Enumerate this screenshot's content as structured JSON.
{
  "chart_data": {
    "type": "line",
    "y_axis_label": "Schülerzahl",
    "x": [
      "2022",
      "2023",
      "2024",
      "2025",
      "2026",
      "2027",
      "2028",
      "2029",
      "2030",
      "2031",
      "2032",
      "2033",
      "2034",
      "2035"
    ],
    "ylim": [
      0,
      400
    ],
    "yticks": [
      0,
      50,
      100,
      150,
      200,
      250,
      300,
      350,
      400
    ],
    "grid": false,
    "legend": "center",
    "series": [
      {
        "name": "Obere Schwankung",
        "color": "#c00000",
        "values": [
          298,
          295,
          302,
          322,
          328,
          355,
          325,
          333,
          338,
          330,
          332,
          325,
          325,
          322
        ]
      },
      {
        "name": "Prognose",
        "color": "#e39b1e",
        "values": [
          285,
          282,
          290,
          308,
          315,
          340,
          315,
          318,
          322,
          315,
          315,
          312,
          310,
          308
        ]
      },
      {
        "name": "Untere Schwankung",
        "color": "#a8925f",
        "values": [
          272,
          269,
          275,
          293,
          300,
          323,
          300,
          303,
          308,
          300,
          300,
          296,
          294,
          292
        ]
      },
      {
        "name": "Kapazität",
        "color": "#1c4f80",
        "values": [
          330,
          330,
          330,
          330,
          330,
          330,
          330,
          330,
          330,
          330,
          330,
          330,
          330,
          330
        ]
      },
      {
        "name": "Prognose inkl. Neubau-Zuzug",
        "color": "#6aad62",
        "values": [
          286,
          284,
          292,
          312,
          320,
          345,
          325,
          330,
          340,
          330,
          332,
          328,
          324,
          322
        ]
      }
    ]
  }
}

+--

Copy every line above in which the string "Schwankung" shows up.

**Output for this exercise**
        "name": "Obere Schwankung",
        "name": "Untere Schwankung",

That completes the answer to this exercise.